▶ _TO DO_: Count the lines below that contain the word "大于或等于", and report only that number.

[Entries from a dataset]
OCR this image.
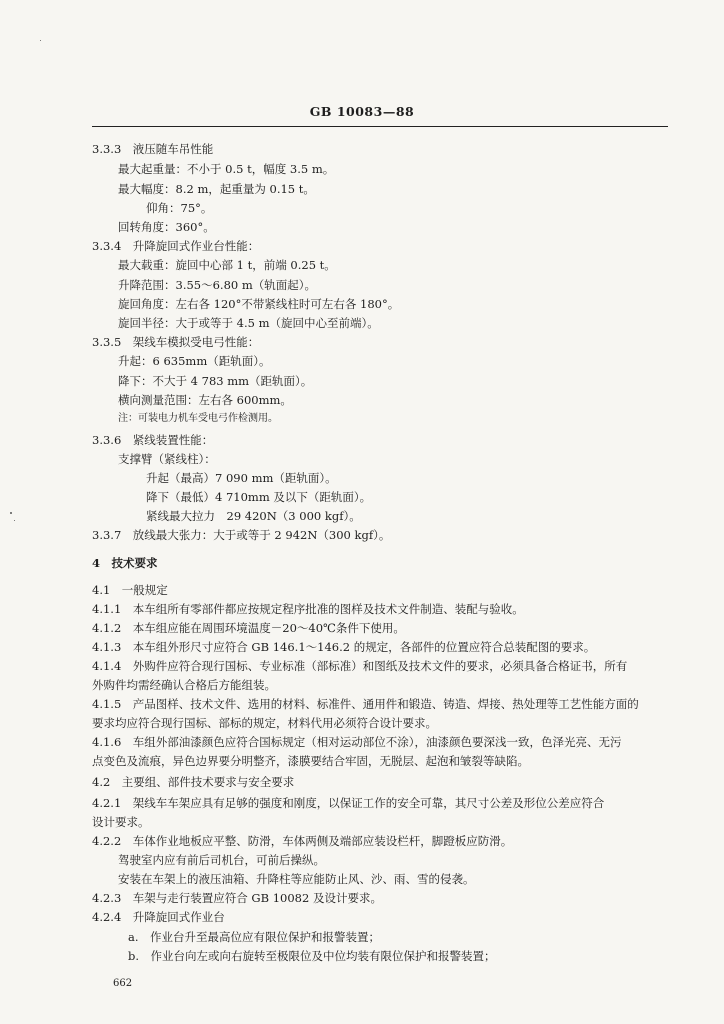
GB 10083—88
3.3.3　液压随车吊性能
最大起重量：不小于 0.5 t，幅度 3.5 m。
最大幅度：8.2 m，起重量为 0.15 t。
仰角：75°。
回转角度：360°。
3.3.4　升降旋回式作业台性能：
最大载重：旋回中心部 1 t，前端 0.25 t。
升降范围：3.55～6.80 m（轨面起）。
旋回角度：左右各 120°不带紧线柱时可左右各 180°。
旋回半径：大于或等于 4.5 m（旋回中心至前端）。
3.3.5　架线车模拟受电弓性能：
升起：6 635mm（距轨面）。
降下：不大于 4 783 mm（距轨面）。
横向测量范围：左右各 600mm。
注：可装电力机车受电弓作检测用。
3.3.6　紧线装置性能：
支撑臂（紧线柱）：
升起（最高）7 090 mm（距轨面）。
降下（最低）4 710mm 及以下（距轨面）。
紧线最大拉力　29 420N（3 000 kgf）。
3.3.7　放线最大张力：大于或等于 2 942N（300 kgf）。
4　技术要求
4.1　一般规定
4.1.1　本车组所有零部件都应按规定程序批准的图样及技术文件制造、装配与验收。
4.1.2　本车组应能在周围环境温度－20～40℃条件下使用。
4.1.3　本车组外形尺寸应符合 GB 146.1～146.2 的规定，各部件的位置应符合总装配图的要求。
4.1.4　外购件应符合现行国标、专业标准（部标准）和图纸及技术文件的要求，必须具备合格证书，所有
外购件均需经确认合格后方能组装。
4.1.5　产品图样、技术文件、选用的材料、标准件、通用件和锻造、铸造、焊接、热处理等工艺性能方面的
要求均应符合现行国标、部标的规定，材料代用必须符合设计要求。
4.1.6　车组外部油漆颜色应符合国标规定（相对运动部位不涂），油漆颜色要深浅一致，色泽光亮、无污
点变色及流痕，异色边界要分明整齐，漆膜要结合牢固，无脱层、起泡和皱裂等缺陷。
4.2　主要组、部件技术要求与安全要求
4.2.1　架线车车架应具有足够的强度和刚度，以保证工作的安全可靠，其尺寸公差及形位公差应符合
设计要求。
4.2.2　车体作业地板应平整、防滑，车体两侧及端部应装设栏杆，脚蹬板应防滑。
驾驶室内应有前后司机台，可前后操纵。
安装在车架上的液压油箱、升降柱等应能防止风、沙、雨、雪的侵袭。
4.2.3　车架与走行装置应符合 GB 10082 及设计要求。
4.2.4　升降旋回式作业台
a.　作业台升至最高位应有限位保护和报警装置；
b.　作业台向左或向右旋转至极限位及中位均装有限位保护和报警装置；
662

▶ _FULL OUTPUT_: 2